What is expected :: Filter the data for lines with the word "point", then copy every line so identified.

[Saved entries]
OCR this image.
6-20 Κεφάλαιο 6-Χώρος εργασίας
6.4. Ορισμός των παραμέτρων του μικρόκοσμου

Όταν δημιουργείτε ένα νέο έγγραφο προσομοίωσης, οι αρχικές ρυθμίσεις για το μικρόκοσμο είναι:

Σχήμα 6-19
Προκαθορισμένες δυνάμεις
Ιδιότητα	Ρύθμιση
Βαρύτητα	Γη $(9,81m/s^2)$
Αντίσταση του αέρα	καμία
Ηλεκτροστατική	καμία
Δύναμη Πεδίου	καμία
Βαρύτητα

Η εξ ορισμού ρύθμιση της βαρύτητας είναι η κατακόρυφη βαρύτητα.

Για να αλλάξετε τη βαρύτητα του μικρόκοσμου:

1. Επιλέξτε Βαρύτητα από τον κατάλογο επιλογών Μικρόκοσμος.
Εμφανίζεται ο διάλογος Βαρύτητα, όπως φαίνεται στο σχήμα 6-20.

* * *

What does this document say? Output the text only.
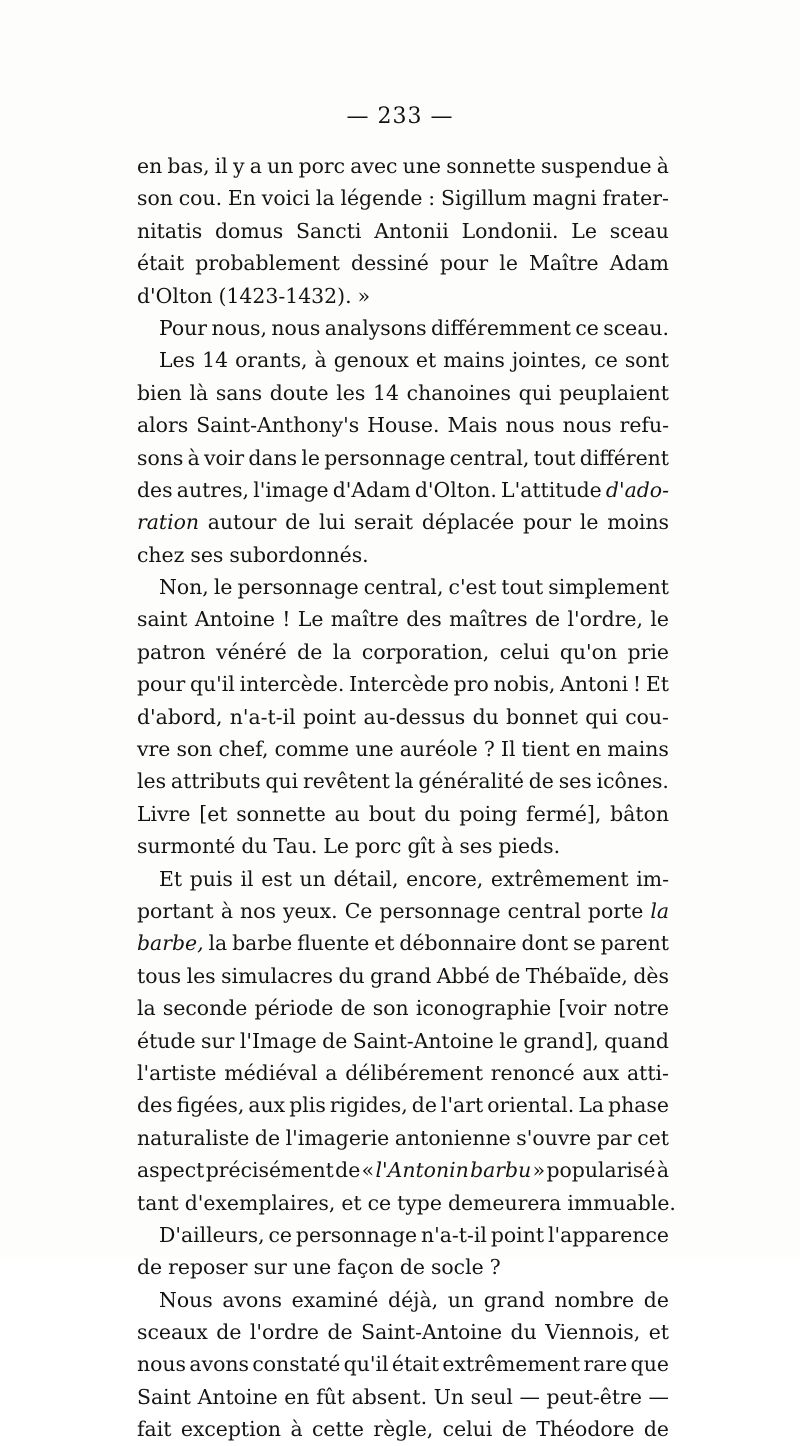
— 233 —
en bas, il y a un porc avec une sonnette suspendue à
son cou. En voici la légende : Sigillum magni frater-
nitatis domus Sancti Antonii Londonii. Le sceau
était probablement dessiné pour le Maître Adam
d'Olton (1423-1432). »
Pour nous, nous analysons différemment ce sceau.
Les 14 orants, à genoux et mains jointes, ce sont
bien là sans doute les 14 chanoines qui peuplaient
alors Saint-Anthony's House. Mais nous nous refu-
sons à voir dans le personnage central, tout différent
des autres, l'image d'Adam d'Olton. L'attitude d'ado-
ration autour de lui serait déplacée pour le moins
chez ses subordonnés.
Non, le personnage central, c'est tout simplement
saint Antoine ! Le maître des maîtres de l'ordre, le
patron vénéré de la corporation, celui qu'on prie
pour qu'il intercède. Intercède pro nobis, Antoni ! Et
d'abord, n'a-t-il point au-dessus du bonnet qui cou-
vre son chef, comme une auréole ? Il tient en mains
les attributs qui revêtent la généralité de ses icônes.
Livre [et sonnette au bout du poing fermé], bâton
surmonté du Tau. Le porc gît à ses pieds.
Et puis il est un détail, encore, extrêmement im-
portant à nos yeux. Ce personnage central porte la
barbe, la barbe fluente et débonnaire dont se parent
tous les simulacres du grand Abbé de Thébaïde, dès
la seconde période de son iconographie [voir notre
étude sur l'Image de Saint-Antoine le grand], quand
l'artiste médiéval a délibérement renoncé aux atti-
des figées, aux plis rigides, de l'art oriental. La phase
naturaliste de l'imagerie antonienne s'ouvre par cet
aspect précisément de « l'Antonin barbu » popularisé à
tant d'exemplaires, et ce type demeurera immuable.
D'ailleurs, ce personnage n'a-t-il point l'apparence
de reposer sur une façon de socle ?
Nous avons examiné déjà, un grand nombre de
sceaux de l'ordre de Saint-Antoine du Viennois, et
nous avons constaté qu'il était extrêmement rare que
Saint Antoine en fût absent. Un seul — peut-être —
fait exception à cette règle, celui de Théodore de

--

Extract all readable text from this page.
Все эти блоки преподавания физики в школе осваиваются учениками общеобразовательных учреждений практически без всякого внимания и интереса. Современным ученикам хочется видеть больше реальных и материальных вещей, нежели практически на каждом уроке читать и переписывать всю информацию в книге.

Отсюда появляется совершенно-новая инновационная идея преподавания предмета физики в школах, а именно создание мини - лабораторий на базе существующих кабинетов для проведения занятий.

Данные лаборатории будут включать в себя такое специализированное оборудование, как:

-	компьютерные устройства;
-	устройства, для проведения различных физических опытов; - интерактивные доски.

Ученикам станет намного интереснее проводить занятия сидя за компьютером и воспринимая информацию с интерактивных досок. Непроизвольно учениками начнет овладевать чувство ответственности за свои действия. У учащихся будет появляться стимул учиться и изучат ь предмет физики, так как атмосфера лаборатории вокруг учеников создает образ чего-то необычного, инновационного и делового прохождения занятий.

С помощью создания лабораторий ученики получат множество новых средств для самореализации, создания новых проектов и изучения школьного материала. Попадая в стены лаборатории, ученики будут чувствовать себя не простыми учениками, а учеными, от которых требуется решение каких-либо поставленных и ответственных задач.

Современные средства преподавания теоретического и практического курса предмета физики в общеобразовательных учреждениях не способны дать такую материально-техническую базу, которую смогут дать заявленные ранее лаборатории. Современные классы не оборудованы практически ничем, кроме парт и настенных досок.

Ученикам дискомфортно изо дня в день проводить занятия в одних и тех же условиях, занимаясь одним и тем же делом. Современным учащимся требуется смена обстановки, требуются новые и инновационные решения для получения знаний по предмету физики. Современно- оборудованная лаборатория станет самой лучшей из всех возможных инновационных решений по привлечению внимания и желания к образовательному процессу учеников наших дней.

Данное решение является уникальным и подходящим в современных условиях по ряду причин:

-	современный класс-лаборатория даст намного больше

In response ::
d'abord, n'a-t-il point au-dessus du bonnet qui cou-
D'ailleurs, ce personnage n'a-t-il point l'apparence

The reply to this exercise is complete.